◆ WHAT YOU HAVE TO DO ◆
Below are some records. Say how many of their lines include the string "trois", giving only the number.

[Source data]
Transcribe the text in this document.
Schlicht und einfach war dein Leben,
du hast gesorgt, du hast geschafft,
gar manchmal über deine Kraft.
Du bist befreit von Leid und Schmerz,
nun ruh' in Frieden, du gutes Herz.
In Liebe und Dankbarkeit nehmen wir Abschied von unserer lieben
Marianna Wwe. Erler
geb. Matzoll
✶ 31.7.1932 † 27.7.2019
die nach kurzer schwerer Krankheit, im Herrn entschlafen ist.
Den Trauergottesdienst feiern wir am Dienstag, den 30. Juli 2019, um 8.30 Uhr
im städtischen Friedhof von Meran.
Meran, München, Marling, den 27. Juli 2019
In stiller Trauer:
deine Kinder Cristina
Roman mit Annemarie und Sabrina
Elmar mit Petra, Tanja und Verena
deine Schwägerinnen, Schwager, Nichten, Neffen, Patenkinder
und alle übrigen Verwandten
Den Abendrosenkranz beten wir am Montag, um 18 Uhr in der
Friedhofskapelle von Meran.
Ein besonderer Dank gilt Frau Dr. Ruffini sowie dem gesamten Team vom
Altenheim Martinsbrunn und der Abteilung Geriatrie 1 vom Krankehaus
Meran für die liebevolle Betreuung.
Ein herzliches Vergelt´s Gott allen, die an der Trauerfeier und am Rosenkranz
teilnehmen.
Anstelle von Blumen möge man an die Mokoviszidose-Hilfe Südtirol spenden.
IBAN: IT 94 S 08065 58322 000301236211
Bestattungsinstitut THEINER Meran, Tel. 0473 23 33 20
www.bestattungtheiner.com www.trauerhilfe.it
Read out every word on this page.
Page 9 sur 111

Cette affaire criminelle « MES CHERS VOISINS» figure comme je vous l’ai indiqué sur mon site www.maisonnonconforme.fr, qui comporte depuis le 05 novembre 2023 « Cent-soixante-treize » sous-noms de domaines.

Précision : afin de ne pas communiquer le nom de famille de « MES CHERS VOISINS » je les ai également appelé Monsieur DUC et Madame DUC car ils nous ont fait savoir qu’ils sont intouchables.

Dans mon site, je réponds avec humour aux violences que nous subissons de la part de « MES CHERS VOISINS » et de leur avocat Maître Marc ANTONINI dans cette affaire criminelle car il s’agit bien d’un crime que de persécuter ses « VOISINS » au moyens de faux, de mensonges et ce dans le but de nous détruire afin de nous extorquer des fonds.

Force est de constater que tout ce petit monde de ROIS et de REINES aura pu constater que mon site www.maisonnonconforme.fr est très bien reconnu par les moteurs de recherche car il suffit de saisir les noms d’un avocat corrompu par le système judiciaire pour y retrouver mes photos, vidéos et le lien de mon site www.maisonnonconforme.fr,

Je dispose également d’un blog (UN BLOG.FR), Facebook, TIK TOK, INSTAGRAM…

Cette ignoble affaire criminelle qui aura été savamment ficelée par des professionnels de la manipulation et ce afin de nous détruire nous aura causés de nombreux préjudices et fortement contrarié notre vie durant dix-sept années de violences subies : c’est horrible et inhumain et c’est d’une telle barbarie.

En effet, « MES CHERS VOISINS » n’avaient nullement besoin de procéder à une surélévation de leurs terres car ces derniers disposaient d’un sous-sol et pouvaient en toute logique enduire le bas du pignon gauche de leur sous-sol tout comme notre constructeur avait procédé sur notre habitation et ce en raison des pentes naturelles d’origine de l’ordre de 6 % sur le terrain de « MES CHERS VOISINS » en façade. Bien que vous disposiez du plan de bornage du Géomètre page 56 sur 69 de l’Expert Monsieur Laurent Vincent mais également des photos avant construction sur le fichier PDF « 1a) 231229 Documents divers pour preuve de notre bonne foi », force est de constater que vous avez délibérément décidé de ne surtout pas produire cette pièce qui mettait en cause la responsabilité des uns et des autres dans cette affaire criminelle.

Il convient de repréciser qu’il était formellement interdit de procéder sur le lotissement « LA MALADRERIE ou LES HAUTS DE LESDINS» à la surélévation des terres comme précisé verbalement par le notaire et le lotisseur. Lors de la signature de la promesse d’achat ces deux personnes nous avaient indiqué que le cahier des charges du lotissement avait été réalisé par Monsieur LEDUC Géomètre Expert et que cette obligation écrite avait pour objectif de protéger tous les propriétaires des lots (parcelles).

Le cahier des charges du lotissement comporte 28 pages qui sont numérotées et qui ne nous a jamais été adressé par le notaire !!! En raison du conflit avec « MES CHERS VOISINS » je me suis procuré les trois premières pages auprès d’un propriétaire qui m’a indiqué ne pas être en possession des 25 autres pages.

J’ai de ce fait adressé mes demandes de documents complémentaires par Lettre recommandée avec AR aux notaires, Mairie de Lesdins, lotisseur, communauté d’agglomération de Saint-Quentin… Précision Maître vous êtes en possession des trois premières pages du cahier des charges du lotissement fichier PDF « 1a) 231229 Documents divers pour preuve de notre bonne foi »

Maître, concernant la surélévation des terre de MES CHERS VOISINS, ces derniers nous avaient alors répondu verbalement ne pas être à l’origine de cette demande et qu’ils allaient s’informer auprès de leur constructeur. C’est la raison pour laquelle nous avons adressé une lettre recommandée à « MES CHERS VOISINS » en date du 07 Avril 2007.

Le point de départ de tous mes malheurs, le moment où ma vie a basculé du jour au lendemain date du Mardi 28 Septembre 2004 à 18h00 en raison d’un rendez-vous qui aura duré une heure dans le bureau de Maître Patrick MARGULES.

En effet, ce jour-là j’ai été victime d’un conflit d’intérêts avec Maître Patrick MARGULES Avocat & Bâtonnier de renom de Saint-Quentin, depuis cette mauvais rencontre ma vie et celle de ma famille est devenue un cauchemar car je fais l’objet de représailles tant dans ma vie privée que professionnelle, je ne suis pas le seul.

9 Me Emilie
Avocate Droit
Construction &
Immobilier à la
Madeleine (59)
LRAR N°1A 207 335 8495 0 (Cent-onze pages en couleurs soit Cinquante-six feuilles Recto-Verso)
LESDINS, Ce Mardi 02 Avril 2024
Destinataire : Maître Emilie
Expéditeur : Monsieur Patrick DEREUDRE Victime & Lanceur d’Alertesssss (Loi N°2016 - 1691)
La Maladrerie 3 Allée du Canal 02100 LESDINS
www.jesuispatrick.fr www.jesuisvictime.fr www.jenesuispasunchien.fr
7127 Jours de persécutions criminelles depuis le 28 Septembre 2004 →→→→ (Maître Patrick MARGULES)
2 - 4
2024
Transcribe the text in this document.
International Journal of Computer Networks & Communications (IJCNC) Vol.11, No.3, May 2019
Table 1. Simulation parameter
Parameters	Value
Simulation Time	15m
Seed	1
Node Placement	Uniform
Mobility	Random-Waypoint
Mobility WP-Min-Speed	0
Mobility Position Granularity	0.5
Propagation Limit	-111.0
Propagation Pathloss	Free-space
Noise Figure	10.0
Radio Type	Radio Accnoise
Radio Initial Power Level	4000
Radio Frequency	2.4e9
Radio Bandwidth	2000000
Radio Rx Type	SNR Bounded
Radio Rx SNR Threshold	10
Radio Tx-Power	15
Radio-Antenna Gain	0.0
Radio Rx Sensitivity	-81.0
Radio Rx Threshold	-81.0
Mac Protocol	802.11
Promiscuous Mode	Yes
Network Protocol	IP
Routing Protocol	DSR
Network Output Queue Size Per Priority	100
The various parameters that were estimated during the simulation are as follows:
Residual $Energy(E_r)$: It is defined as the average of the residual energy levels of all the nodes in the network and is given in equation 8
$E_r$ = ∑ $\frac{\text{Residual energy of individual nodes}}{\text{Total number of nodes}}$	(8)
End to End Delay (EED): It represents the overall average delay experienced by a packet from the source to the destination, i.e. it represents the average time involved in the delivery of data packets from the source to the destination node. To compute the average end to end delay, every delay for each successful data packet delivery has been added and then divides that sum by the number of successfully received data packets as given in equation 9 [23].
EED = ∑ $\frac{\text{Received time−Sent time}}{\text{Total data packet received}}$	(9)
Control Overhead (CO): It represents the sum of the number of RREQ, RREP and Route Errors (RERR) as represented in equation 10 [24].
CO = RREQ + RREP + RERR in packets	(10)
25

◆ WRITTEN ANSWER ◆
2